-- Begin --
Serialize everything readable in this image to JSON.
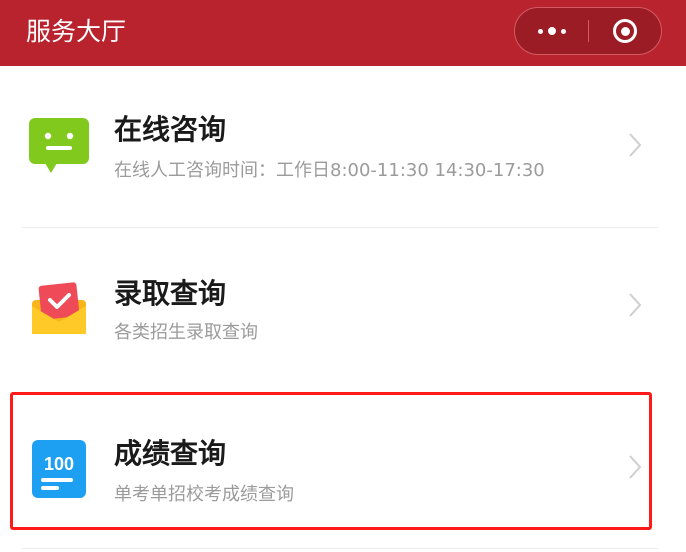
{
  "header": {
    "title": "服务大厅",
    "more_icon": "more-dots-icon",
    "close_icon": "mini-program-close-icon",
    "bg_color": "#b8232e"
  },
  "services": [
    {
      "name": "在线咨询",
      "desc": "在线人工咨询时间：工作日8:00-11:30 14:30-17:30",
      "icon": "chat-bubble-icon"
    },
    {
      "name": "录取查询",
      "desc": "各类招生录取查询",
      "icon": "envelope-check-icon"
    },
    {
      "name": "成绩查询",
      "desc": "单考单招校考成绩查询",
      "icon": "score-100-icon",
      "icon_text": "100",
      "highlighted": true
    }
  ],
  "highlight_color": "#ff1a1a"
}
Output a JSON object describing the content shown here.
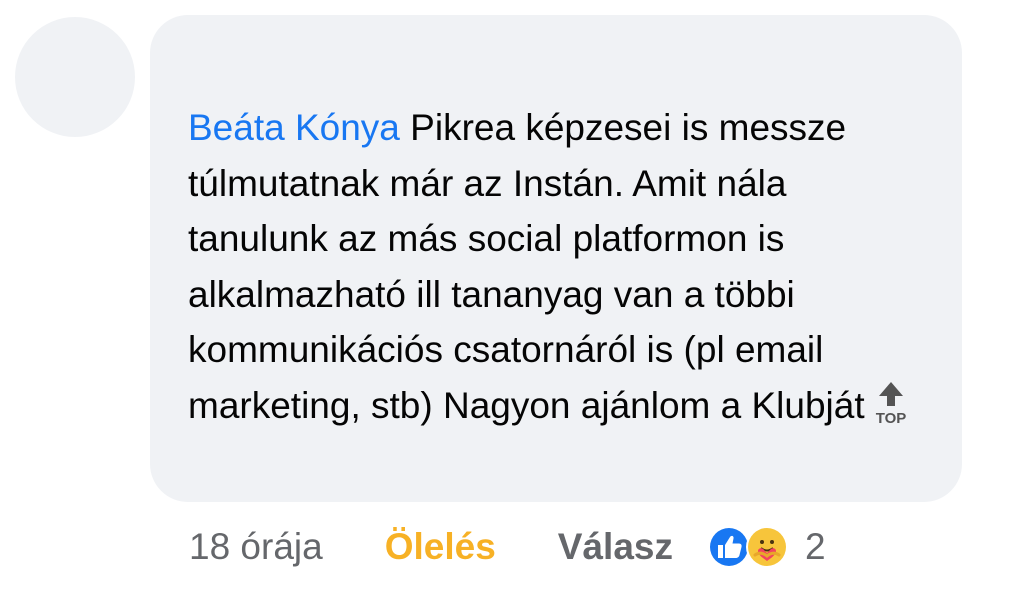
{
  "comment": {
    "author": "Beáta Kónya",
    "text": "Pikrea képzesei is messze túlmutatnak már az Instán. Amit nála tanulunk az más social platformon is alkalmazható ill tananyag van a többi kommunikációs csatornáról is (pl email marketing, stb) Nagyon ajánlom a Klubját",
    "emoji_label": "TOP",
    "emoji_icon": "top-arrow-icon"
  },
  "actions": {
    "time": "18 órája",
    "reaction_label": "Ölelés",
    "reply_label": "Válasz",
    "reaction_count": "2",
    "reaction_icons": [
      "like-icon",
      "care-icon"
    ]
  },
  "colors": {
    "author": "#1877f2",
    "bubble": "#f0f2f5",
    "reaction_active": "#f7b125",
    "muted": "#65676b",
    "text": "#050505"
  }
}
-- End --
-- Begin --
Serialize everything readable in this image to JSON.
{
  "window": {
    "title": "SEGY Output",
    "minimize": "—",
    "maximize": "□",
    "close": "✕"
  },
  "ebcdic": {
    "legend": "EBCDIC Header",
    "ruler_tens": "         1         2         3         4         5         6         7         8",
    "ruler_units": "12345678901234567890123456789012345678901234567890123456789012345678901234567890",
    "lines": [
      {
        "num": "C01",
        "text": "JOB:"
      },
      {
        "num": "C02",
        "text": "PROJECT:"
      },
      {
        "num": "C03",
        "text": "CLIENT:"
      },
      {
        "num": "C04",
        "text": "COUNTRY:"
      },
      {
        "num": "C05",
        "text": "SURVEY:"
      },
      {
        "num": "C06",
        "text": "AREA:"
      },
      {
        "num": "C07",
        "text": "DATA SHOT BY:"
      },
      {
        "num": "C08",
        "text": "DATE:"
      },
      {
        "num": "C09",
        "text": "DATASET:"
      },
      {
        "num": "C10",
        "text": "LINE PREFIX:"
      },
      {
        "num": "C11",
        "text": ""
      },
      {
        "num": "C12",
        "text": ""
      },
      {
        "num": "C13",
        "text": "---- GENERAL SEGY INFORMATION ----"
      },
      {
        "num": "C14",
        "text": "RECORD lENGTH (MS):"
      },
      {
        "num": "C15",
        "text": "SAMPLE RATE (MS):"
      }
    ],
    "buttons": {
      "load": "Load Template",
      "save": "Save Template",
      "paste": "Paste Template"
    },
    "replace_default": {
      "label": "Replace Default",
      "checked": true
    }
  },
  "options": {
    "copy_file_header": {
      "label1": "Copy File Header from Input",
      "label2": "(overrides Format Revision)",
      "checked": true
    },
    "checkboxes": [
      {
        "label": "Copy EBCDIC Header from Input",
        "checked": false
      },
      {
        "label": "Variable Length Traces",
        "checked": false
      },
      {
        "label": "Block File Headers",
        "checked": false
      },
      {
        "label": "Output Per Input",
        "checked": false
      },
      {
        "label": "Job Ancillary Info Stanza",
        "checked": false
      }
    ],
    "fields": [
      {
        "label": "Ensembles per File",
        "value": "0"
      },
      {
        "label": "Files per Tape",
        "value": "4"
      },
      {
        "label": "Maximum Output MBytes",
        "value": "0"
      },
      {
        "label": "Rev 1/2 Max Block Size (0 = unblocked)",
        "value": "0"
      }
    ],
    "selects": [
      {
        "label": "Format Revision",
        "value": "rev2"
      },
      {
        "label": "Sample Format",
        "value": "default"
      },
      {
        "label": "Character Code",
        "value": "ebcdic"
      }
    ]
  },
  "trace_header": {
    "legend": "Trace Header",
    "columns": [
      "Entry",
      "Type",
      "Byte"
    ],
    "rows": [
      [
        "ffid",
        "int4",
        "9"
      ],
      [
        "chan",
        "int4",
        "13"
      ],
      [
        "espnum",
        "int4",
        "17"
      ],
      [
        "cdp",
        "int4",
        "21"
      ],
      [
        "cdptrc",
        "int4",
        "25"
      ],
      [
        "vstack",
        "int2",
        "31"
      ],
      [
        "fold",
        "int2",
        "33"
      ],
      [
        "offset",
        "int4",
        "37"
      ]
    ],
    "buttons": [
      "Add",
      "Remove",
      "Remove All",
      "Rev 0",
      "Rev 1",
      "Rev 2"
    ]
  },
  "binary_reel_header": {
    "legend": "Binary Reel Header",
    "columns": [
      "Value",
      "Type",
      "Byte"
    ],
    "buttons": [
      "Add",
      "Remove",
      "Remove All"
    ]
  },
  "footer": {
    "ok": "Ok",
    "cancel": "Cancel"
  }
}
-- End --
-- Begin --
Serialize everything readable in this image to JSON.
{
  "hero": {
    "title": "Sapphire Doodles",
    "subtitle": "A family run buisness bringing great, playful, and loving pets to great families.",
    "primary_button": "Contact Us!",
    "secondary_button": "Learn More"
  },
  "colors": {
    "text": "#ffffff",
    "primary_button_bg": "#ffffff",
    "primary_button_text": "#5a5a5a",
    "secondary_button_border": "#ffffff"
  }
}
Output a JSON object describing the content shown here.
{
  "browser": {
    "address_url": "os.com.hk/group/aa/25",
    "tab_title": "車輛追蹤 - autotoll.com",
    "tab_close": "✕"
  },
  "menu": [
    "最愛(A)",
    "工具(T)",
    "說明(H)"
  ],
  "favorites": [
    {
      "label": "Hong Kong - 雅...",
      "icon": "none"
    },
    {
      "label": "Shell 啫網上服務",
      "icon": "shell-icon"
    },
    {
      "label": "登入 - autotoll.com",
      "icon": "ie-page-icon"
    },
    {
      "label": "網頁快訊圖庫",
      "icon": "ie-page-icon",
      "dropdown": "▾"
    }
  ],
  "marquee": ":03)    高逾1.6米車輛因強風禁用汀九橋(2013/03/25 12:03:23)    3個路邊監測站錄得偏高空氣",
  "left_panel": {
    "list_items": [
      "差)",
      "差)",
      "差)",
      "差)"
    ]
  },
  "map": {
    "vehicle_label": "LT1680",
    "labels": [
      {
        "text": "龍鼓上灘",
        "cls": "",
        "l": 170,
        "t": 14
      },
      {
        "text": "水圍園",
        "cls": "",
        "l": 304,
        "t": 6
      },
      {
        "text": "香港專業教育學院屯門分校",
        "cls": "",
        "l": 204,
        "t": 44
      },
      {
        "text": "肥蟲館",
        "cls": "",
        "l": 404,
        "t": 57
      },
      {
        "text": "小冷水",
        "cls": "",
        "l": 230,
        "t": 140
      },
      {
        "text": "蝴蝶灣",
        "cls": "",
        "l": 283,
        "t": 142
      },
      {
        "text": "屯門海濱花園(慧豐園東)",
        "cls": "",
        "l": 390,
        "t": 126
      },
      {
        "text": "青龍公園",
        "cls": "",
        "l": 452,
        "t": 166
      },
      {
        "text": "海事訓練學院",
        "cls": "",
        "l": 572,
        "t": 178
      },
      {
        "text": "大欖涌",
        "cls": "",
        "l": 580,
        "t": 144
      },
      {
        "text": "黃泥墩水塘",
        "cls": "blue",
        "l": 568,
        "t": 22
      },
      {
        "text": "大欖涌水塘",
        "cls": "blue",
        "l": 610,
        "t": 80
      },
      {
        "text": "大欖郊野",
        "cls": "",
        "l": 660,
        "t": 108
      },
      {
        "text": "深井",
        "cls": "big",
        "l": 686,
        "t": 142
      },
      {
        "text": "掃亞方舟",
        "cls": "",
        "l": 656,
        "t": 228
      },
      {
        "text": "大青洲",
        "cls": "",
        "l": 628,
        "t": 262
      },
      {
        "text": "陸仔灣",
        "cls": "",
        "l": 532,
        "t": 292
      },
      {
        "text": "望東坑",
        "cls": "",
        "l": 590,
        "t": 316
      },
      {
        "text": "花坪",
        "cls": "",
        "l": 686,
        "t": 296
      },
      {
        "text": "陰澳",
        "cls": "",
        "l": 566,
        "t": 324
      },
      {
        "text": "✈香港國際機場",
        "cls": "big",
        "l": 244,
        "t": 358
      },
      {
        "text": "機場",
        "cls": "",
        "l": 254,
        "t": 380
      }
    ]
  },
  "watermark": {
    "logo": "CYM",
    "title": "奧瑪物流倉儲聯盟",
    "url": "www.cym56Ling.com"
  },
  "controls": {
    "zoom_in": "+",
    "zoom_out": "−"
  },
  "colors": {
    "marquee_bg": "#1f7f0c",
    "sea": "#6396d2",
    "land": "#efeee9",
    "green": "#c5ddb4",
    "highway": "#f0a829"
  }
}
-- End --
## GOAL OF THE EXERCISE
Where a line in the material above holds "autotoll", copy that line.

## EXERCISE ANSWER
    "tab_title": "車輛追蹤 - autotoll.com",
      "label": "登入 - autotoll.com",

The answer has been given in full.